Pick out each line of the records that includes the string "this", and copy it.

----- Data shown

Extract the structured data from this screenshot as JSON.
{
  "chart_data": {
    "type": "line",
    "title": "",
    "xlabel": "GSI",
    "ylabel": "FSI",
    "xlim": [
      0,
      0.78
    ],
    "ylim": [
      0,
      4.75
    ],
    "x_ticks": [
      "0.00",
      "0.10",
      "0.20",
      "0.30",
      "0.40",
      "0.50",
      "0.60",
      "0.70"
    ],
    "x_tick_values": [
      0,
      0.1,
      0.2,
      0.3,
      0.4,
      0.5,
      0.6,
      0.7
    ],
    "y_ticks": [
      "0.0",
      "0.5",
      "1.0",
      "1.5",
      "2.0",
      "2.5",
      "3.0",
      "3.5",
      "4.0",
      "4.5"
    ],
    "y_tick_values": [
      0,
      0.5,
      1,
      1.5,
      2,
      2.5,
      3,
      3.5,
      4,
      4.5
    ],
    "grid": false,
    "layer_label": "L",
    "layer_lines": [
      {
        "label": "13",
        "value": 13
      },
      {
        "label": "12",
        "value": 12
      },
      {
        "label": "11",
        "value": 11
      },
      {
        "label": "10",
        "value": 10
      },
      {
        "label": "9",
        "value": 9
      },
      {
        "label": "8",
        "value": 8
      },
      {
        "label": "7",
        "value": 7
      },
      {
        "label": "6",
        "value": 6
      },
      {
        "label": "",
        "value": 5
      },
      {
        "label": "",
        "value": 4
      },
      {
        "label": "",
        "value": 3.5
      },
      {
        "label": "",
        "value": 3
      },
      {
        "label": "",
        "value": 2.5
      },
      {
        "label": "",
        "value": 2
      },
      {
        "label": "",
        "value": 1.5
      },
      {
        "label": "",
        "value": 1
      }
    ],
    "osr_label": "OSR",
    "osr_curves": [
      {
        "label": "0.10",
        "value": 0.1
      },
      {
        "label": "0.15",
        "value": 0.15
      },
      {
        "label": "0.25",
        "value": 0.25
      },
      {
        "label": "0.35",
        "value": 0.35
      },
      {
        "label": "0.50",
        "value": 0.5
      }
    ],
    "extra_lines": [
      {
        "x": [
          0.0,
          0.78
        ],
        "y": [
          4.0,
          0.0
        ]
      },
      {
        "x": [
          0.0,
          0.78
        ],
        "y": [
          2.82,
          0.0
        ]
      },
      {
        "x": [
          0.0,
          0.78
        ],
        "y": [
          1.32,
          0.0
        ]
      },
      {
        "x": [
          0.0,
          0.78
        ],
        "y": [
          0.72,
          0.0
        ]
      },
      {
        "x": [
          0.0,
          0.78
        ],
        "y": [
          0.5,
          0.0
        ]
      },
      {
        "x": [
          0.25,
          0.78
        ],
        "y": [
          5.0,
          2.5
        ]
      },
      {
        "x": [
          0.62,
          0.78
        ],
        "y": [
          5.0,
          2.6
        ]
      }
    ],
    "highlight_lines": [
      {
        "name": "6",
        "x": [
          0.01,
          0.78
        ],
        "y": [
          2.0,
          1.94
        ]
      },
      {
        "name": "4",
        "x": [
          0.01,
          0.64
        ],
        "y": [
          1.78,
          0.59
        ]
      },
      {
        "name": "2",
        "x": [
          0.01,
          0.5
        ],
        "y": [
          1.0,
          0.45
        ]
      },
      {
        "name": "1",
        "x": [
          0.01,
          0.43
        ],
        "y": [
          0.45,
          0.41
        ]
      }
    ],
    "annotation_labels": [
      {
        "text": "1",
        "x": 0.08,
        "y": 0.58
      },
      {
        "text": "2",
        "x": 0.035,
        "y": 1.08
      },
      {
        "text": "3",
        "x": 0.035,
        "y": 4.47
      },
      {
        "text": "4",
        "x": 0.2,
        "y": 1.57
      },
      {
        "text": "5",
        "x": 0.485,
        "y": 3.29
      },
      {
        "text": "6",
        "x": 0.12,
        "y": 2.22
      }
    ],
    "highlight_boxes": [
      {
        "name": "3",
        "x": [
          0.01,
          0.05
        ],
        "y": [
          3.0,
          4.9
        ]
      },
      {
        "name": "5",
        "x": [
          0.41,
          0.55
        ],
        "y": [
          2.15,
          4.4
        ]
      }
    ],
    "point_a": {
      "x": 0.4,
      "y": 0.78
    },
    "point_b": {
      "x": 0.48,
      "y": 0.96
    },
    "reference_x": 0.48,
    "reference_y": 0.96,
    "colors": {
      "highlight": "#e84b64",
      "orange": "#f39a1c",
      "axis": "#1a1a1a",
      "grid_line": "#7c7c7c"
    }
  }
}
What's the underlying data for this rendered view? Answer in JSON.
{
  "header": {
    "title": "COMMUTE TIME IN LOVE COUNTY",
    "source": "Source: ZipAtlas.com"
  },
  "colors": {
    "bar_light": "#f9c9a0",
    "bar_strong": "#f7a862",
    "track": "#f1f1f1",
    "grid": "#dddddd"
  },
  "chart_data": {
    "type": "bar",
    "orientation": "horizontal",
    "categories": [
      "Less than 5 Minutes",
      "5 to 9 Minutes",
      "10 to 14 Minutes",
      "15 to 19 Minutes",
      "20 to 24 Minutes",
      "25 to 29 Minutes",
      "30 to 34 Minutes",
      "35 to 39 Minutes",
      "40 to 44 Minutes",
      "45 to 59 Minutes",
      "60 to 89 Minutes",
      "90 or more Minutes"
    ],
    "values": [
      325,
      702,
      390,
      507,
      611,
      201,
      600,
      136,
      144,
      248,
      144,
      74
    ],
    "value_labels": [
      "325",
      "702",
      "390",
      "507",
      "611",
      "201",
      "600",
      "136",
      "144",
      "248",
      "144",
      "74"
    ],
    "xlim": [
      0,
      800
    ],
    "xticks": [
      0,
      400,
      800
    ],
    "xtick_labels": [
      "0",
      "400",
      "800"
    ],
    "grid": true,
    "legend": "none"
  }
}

----------

*Response:*
Extract the structured data from this screenshot as JSON.
What's the underlying data for this rendered view? Answer in JSON.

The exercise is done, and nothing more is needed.